*Directions*. State how many lines of the data contain the word "rose", and write nothing besides the number.
____ Provided data
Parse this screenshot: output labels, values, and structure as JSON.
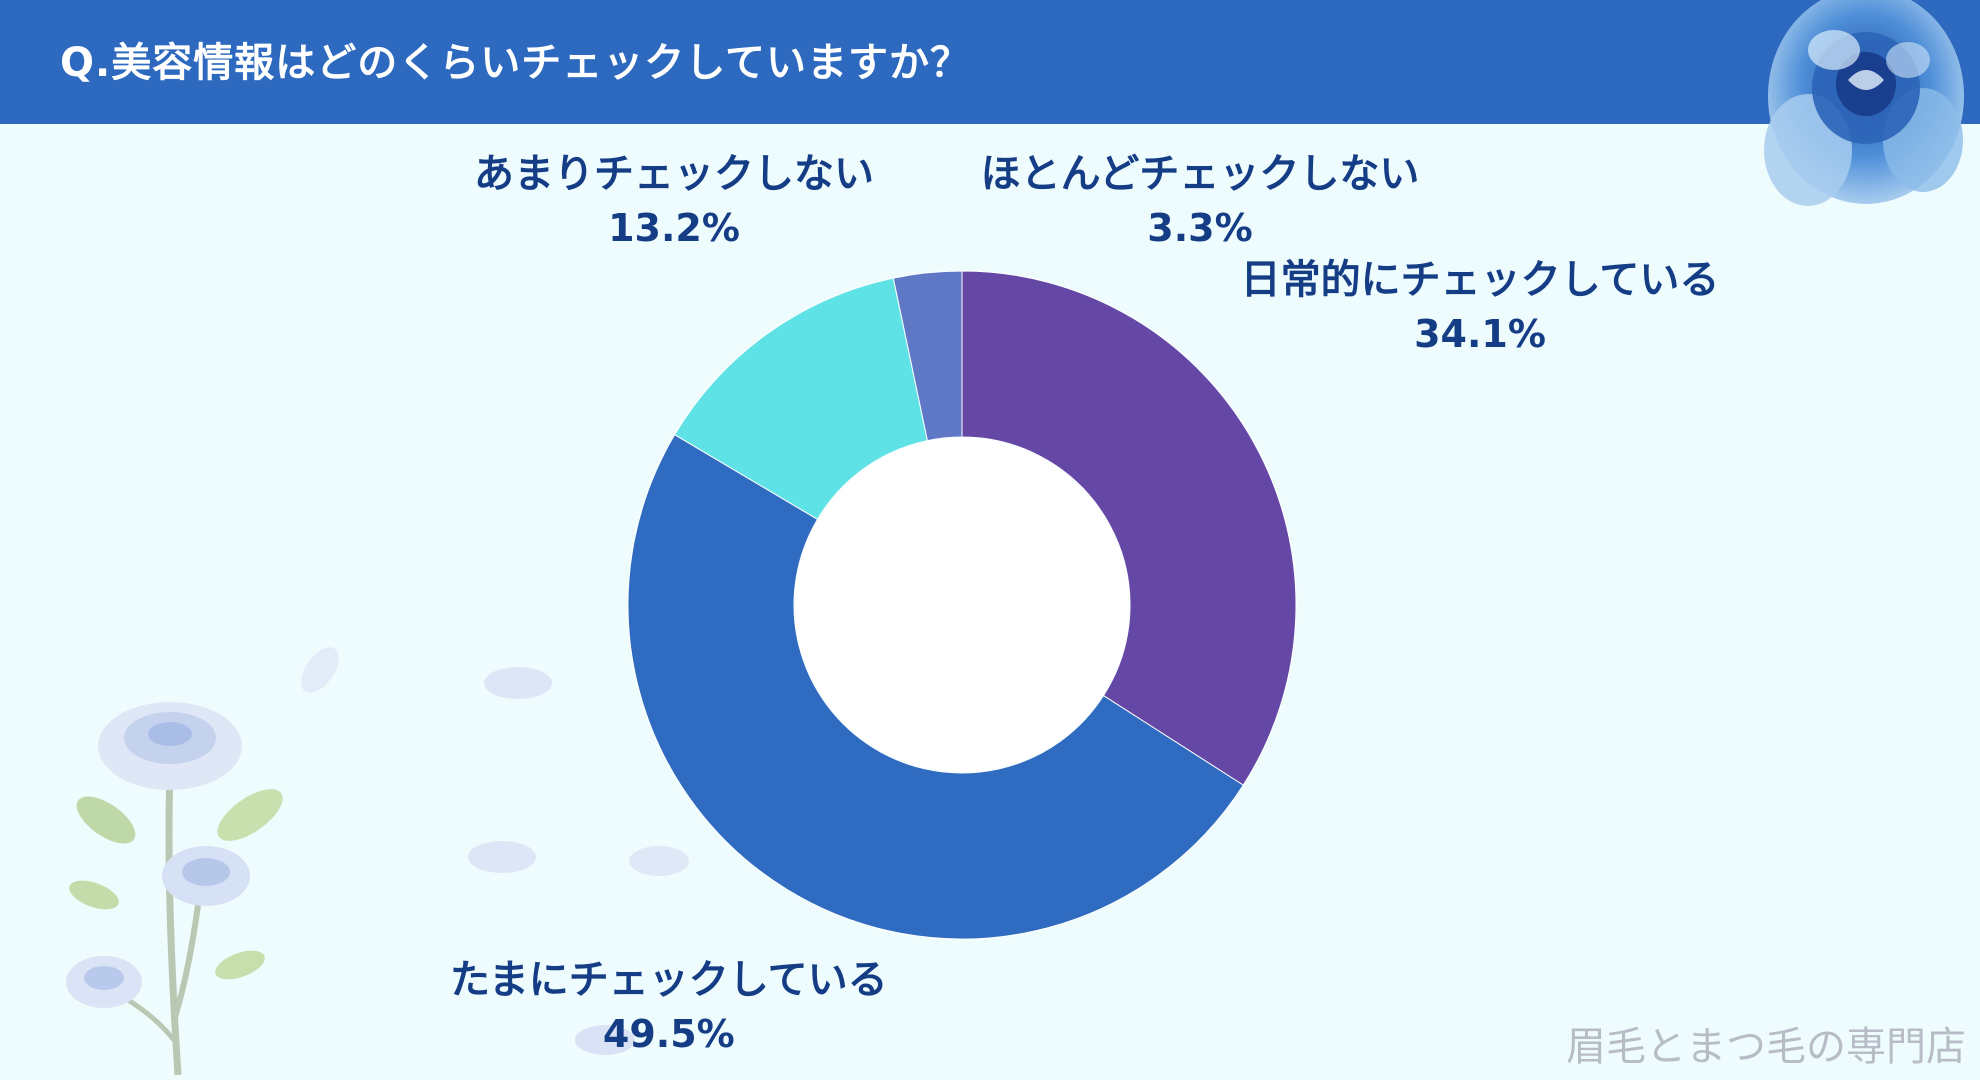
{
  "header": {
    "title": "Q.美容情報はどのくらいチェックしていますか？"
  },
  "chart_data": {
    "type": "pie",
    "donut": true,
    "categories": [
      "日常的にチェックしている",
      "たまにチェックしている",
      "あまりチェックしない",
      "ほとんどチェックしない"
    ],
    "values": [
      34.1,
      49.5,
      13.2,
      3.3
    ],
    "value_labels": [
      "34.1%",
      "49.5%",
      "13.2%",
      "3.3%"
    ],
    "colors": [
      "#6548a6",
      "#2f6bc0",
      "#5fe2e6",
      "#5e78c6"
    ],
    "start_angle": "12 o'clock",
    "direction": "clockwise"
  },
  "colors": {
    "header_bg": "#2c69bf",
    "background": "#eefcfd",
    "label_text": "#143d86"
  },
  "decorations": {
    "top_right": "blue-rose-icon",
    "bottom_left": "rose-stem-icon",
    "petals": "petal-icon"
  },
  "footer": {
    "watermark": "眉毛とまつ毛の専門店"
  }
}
________
*Task output*. 2